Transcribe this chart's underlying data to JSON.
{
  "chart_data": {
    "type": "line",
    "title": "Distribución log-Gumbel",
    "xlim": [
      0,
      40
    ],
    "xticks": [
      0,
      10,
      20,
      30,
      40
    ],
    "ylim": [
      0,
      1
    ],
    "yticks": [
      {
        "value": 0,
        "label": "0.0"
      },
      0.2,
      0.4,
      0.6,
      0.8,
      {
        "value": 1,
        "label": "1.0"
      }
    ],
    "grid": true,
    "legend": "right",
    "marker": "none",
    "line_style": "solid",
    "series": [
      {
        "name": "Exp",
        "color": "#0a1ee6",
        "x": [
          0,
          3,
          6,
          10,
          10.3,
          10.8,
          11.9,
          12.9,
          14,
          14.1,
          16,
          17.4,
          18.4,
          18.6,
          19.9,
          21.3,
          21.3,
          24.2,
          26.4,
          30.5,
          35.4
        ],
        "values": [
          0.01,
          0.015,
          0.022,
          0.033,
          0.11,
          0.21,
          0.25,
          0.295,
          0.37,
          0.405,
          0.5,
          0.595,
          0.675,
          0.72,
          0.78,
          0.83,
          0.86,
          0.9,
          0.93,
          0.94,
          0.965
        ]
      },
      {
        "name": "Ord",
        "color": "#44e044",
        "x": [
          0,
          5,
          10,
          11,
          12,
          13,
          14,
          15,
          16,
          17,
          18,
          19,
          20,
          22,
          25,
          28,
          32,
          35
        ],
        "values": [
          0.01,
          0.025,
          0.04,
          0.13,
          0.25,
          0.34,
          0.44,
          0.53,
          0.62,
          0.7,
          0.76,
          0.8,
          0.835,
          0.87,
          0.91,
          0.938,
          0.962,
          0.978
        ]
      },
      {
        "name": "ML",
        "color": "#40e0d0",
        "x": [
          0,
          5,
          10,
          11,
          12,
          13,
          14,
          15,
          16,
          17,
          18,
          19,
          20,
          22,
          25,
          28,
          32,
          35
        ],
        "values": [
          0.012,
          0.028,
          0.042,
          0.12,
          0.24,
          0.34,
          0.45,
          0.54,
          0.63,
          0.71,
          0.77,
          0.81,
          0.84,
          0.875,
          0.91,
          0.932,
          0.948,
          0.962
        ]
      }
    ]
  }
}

WHAT YOU NEED TO DO
Extract all lines as given.

RESPONSE
Transcribe this chart's underlying data to JSON.
{
  "chart_data": {
    "type": "line",
    "title": "Distribución log-Gumbel",
    "xlim": [
      0,
      40
    ],
    "xticks": [
      0,
      10,
      20,
      30,
      40
    ],
    "ylim": [
      0,
      1
    ],
    "yticks": [
      {
        "value": 0,
        "label": "0.0"
      },
      0.2,
      0.4,
      0.6,
      0.8,
      {
        "value": 1,
        "label": "1.0"
      }
    ],
    "grid": true,
    "legend": "right",
    "marker": "none",
    "line_style": "solid",
    "series": [
      {
        "name": "Exp",
        "color": "#0a1ee6",
        "x": [
          0,
          3,
          6,
          10,
          10.3,
          10.8,
          11.9,
          12.9,
          14,
          14.1,
          16,
          17.4,
          18.4,
          18.6,
          19.9,
          21.3,
          21.3,
          24.2,
          26.4,
          30.5,
          35.4
        ],
        "values": [
          0.01,
          0.015,
          0.022,
          0.033,
          0.11,
          0.21,
          0.25,
          0.295,
          0.37,
          0.405,
          0.5,
          0.595,
          0.675,
          0.72,
          0.78,
          0.83,
          0.86,
          0.9,
          0.93,
          0.94,
          0.965
        ]
      },
      {
        "name": "Ord",
        "color": "#44e044",
        "x": [
          0,
          5,
          10,
          11,
          12,
          13,
          14,
          15,
          16,
          17,
          18,
          19,
          20,
          22,
          25,
          28,
          32,
          35
        ],
        "values": [
          0.01,
          0.025,
          0.04,
          0.13,
          0.25,
          0.34,
          0.44,
          0.53,
          0.62,
          0.7,
          0.76,
          0.8,
          0.835,
          0.87,
          0.91,
          0.938,
          0.962,
          0.978
        ]
      },
      {
        "name": "ML",
        "color": "#40e0d0",
        "x": [
          0,
          5,
          10,
          11,
          12,
          13,
          14,
          15,
          16,
          17,
          18,
          19,
          20,
          22,
          25,
          28,
          32,
          35
        ],
        "values": [
          0.012,
          0.028,
          0.042,
          0.12,
          0.24,
          0.34,
          0.45,
          0.54,
          0.63,
          0.71,
          0.77,
          0.81,
          0.84,
          0.875,
          0.91,
          0.932,
          0.948,
          0.962
        ]
      }
    ]
  }
}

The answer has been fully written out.